* WHAT IS NEEDED: Extract each line of the records below that contains the word "time".
[BEGIN ENTRIES]
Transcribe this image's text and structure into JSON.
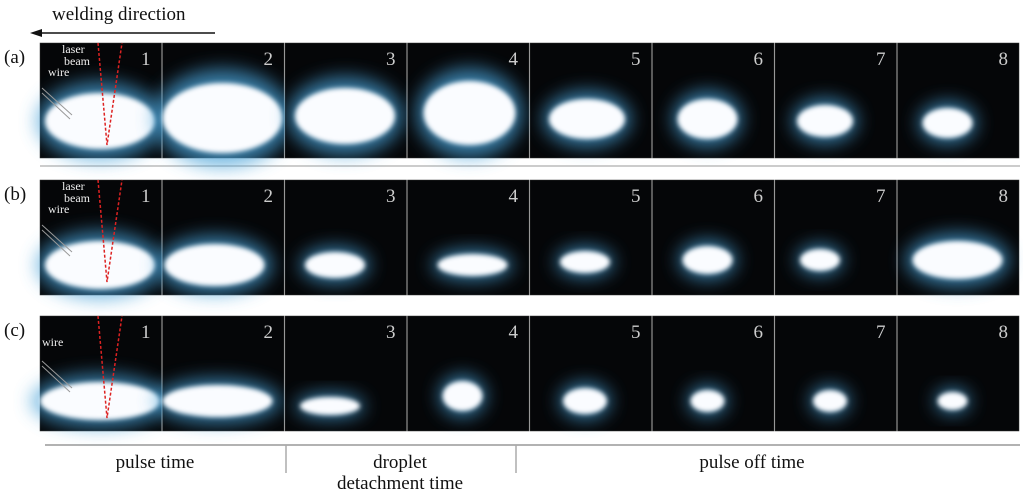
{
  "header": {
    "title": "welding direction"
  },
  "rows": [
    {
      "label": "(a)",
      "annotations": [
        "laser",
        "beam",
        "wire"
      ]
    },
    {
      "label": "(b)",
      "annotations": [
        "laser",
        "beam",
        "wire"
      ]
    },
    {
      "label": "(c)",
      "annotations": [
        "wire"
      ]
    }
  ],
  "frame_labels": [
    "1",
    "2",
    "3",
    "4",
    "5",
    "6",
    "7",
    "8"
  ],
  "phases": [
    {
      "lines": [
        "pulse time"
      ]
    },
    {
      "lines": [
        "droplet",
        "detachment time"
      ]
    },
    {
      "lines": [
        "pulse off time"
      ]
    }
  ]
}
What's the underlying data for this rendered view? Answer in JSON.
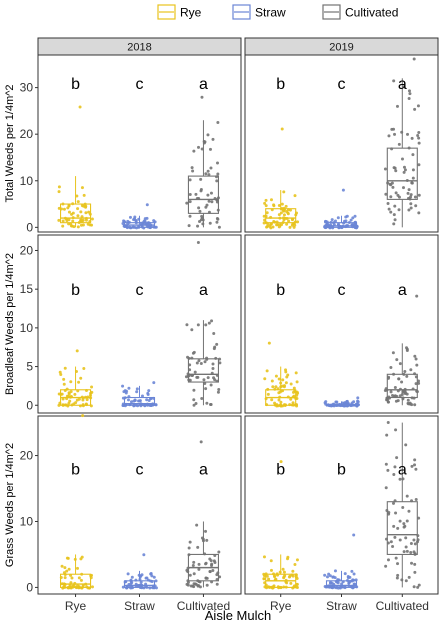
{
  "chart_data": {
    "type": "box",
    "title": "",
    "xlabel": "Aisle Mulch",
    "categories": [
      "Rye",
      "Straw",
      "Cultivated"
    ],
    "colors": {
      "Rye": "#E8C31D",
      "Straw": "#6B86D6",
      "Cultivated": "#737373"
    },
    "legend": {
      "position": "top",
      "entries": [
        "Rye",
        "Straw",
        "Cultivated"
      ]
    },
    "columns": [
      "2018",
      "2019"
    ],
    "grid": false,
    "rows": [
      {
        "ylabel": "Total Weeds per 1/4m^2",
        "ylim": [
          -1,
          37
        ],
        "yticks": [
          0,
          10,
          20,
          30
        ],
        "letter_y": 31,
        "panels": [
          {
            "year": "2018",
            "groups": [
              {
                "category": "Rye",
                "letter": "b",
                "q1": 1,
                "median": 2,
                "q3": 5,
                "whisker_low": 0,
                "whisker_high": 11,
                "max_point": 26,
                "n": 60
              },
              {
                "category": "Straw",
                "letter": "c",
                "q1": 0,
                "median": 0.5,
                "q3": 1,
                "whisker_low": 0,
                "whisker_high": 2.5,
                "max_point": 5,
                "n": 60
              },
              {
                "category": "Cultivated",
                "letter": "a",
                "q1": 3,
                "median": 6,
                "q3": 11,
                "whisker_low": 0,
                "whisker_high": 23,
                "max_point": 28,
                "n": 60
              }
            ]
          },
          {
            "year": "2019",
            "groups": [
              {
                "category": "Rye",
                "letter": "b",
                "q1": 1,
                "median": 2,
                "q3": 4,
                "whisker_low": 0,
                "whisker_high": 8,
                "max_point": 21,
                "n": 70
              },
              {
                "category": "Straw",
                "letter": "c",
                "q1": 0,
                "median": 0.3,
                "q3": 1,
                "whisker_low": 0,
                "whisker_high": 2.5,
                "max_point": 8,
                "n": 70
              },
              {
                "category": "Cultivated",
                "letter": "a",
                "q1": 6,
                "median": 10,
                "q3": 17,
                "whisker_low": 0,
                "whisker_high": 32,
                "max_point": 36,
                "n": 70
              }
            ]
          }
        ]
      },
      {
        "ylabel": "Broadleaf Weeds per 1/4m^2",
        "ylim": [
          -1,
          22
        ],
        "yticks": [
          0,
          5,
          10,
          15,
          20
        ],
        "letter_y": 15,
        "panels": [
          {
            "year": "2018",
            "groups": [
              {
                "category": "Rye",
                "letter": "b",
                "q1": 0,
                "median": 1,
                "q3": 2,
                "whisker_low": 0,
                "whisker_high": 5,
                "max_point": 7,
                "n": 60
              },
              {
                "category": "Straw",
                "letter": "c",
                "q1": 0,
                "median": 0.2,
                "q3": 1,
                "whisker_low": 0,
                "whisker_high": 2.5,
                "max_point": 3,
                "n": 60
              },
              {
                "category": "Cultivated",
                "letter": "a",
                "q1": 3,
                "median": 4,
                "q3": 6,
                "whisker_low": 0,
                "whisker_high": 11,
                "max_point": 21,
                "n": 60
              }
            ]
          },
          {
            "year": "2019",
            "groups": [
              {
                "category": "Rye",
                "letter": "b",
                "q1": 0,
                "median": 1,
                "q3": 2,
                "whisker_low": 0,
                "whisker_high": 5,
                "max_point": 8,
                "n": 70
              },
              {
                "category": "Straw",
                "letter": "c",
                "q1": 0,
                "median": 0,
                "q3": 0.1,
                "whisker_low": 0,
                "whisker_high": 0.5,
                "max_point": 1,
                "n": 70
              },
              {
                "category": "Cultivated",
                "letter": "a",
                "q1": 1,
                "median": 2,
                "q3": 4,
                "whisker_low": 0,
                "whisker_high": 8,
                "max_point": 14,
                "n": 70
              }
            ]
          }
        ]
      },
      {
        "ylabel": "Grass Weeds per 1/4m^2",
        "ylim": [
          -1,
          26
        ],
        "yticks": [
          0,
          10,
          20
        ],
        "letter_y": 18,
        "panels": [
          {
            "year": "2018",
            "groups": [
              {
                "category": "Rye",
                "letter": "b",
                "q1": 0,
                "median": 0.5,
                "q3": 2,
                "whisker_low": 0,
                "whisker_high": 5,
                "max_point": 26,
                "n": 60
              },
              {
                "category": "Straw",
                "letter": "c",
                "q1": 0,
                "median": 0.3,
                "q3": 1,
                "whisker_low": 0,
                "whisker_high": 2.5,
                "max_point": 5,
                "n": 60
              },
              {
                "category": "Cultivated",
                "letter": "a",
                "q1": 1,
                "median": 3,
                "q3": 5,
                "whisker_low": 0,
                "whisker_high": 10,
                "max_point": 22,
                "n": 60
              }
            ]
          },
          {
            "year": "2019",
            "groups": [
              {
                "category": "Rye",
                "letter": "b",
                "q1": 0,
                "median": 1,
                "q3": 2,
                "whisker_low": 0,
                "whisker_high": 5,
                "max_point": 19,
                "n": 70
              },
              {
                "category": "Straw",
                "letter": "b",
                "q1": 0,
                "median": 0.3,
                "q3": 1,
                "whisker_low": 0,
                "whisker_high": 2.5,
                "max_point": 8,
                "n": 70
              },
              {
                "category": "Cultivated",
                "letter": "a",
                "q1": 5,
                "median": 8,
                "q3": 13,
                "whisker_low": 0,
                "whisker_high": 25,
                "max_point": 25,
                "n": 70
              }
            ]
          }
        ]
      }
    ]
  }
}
[END ENTRIES]
* TASK SOLUTION:
        "pulse time"
        "detachment time"
        "pulse off time"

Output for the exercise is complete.